◆ PROVIDED TEXT:
========================
Wednesday, February 20, 2008

Community Organizing

I think that Community Organizing can only be effectively done and conveyed, to / with grassroots people or formal students, if the organizer is a genuinely experienced -- experienced -- individual.

Virtually anyone can call himself / herself a "community organizer." There are not, in this particular field, any formal certification requirements or issued licenses. And it also takes a Real One [of which there are fortunately many] to effectively teach and write about it.

To me, a bona fide community organizer is someone who is actively and effectively involved over a substantial period of time in the hard, tedious, and sometimes genuinely dangerous work of getting people together and keeping people together -- for meaningful action. And, as I certainly see it, of course, this has to be within the context of the pursuit of social justice.

This has to involve much more than, simply, a few here-and-there, hit-and-miss local endeavors -- or limited "support" activities from a safe and cloistered setting. It has to involve vastly more than simply being a participant in, say, a march.

I'm talking about someone who plays a signal role in initiating constructive fires [figuratively] and who, systematically, works to carry that through to relative success as yet another stretch of the trail in the Save the World Business. Sometimes it's a pitchy-pine hot and flaring fire, more likely it's the long oak wood burn with an occasional flare.

An organizer can be an altruistic someone who starts as a neophyte and who works with an experienced organizer -- and it can also be someone who arises spontaneously in a social justice crisis and feathers out with dispatch. In both instances, the organizer "learns by doing" and keeps going.

And a genuinely good and effective organizer never stops learning from the grassroots people with whom he / she works.

Without wasting time on false modesty, I've sometimes referred to an "organizing credential" of mine as my graduate degree in militant organizing. Awarded me in 1963 in the heat of our massive Jackson [Mississippi] Movement was a sheaf of papers with myself as the lead name: City of Jackson vs. John R. Salter, Jr et al. Prepared by Mississippi's top anti-civil rights lawyer [Thomas Watkins] who consulted with a bevy of others including the then state AG, it's considered the most sweeping anti-civil rights "order" issued during the general period. It sought to prohibit us from engaging in any kind of demonstration and boycott, "conspiring" to do such, and doing anything to "consummate conspiracies" to demonstrate and boycott. And, to forestall any legal complications from the state's perspective, it set the first hearing date 90 days hence. It was copied by other jurisdictions in the South. The bevy of heavily armed wide-brim hatted Mississippi deputy sheriffs who coldly and formally delivered my copy obviously viewed it as pure Holy Writ. For our part, we simply defied it and kept going. [It's on our website, not hard to find. -- along with a great many accounts and details of my own personal organizing projects.]

But my greatest satisfactions are always based on the positive appraisals of those on whose behalf I'm involved -- in actual social justice campaigns. Those are priceless.
========================
Data listing:
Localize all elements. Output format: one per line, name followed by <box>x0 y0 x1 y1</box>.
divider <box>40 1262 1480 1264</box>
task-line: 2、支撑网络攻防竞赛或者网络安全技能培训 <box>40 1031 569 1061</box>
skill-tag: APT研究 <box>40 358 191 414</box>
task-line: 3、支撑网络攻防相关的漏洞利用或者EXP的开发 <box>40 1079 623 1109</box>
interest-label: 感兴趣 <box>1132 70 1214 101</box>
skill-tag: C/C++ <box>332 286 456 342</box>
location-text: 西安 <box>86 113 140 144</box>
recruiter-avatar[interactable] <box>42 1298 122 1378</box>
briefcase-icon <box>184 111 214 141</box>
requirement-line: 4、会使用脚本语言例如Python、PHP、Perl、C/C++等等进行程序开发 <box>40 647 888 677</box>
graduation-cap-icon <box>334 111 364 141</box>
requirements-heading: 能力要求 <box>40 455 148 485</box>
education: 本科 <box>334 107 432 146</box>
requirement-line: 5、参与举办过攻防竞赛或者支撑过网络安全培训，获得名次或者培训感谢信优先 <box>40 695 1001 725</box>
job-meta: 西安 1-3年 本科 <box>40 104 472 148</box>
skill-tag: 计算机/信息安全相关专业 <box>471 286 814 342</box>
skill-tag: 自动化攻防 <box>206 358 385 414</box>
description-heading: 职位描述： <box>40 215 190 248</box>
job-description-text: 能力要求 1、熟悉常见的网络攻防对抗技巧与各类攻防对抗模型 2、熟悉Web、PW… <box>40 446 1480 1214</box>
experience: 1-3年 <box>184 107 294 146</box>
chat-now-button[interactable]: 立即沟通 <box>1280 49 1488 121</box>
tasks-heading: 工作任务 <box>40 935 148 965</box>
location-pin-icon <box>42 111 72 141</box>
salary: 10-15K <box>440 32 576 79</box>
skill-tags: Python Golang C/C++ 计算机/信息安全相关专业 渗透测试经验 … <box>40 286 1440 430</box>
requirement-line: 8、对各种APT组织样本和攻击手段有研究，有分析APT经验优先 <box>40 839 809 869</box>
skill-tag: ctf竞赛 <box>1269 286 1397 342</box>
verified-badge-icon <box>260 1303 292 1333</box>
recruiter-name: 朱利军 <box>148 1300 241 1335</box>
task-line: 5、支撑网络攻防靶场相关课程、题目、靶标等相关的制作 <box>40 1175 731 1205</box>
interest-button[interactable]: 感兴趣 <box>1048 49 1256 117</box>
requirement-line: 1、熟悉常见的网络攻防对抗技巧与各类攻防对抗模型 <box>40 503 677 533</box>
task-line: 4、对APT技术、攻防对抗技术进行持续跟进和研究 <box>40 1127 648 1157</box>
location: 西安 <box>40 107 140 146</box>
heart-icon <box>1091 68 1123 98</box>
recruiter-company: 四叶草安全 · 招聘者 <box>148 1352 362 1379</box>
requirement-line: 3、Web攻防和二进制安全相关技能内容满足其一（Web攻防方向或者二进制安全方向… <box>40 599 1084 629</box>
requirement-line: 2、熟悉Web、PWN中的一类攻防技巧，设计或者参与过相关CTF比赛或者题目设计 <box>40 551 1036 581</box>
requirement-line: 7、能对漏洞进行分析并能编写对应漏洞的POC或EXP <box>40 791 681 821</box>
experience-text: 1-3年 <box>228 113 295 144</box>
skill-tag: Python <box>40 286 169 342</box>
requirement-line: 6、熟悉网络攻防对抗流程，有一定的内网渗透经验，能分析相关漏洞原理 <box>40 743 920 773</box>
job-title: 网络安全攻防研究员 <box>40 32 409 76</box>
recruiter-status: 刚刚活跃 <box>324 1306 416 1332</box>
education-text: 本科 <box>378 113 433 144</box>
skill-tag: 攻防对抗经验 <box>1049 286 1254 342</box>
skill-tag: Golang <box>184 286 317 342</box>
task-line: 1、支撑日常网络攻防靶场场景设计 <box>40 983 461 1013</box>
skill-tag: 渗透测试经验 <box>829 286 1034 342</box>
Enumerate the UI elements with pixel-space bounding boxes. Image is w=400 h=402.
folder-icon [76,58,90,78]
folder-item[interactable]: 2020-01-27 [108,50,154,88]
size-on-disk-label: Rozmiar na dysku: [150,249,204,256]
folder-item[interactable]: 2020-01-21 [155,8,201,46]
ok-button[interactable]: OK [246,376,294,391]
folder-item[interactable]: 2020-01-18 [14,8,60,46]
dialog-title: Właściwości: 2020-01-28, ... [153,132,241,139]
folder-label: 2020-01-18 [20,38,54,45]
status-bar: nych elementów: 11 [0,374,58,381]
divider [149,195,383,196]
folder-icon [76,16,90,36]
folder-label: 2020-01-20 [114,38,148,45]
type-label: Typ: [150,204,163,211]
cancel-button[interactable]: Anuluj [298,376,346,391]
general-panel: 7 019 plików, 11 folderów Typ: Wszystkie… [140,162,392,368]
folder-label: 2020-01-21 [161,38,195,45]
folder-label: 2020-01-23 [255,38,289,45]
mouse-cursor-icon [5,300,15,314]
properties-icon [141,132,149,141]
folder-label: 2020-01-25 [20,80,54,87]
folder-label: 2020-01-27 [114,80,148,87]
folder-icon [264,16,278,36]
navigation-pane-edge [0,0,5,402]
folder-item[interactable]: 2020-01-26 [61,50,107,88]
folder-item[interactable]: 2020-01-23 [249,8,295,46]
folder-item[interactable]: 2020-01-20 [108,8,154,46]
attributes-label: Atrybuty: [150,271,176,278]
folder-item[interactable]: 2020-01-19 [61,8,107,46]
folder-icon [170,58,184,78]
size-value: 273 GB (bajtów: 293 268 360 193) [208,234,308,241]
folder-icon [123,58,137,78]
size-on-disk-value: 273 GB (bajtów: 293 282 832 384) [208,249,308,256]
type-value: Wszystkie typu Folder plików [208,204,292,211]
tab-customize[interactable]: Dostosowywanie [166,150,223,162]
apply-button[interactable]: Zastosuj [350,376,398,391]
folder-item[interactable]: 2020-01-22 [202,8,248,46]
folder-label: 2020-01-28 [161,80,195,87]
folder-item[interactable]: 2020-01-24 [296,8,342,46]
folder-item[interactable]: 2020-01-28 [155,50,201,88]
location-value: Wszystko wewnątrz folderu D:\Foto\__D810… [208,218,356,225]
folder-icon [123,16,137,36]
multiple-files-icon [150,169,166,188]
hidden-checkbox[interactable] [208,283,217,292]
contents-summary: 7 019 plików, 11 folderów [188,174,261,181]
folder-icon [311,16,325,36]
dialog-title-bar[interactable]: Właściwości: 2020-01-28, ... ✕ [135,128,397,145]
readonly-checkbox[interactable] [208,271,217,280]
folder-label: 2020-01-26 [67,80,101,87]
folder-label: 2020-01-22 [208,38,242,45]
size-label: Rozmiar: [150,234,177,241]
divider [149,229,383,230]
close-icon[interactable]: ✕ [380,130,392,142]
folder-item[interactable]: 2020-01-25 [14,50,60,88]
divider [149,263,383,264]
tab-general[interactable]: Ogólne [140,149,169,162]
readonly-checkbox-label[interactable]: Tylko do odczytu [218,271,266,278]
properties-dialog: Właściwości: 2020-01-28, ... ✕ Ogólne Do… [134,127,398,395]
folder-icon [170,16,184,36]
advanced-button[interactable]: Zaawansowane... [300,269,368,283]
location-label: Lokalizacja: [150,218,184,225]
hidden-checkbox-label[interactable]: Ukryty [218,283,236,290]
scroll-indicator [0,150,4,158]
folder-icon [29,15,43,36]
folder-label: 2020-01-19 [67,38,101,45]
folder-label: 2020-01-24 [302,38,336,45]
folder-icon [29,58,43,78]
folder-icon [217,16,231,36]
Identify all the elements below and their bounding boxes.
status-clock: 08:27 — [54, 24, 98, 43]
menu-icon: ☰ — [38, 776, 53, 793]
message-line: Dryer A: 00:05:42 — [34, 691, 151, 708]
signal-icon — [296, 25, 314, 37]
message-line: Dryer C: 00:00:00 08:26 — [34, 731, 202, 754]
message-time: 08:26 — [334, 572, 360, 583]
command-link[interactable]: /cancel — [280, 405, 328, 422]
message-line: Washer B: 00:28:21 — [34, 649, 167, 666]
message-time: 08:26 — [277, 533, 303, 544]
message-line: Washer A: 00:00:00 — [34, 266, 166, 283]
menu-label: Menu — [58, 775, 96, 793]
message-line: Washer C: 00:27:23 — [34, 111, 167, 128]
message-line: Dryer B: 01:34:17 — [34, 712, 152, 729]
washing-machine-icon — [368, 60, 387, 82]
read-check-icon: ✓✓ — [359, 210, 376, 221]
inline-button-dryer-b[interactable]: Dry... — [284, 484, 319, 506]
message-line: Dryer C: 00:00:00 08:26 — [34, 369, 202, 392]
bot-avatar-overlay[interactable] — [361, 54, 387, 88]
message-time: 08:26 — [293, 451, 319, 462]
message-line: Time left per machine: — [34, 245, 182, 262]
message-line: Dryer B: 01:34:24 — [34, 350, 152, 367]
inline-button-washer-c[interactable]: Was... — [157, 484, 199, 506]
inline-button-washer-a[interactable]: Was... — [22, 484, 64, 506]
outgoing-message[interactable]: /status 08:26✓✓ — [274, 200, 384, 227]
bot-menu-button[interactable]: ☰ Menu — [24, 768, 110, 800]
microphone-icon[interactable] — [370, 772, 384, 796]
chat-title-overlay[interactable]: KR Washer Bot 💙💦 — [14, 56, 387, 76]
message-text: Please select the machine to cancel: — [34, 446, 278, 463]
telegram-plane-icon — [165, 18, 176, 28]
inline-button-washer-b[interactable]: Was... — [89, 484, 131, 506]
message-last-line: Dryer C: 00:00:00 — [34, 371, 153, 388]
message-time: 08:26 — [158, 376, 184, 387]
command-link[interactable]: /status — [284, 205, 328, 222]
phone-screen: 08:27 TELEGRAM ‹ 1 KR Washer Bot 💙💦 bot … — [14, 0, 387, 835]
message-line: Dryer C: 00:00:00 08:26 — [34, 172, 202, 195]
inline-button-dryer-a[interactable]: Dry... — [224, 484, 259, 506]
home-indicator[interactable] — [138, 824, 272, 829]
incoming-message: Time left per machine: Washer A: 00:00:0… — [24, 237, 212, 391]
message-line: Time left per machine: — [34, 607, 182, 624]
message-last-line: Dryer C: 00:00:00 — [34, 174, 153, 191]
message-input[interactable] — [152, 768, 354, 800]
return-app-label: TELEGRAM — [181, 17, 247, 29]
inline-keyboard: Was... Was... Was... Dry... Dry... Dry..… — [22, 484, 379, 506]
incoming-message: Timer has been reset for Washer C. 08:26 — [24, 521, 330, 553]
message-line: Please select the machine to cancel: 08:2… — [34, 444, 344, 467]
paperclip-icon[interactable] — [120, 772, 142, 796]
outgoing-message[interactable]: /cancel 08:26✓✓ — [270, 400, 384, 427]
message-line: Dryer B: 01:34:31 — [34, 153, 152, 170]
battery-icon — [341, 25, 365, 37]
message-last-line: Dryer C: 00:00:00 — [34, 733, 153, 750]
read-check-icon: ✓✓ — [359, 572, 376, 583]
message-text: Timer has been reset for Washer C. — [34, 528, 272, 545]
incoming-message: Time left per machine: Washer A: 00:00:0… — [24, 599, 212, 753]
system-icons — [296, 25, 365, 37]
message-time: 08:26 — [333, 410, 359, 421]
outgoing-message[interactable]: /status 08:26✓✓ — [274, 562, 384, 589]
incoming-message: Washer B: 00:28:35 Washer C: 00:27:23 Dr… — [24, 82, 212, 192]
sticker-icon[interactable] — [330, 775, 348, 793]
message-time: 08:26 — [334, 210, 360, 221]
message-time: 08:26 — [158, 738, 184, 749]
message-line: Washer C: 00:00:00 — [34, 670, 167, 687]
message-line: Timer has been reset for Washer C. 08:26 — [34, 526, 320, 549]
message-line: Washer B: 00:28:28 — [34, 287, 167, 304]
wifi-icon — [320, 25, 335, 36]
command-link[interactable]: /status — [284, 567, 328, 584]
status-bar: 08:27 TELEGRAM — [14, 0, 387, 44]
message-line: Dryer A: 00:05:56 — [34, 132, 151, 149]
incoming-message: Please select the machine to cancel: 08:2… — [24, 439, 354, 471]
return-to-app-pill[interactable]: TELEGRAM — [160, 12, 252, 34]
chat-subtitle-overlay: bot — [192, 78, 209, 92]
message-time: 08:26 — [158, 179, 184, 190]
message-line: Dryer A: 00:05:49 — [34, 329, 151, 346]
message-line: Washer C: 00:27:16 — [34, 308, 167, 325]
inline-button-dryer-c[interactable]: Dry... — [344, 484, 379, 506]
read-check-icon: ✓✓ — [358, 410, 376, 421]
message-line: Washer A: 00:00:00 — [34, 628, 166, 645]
========================
◆ GIVEN EXERCISE:
From the post on community organizing, copy word for word the part that starts with the words containing "This has to involve" and ends with "say, a march.". None of these lines matter here.

◆ SOLUTION TO THIS TASK:
This has to involve much more than, simply, a few here-and-there, hit-and-miss local endeavors -- or limited "support" activities from a safe and cloistered setting. It has to involve vastly more than simply being a participant in, say, a march.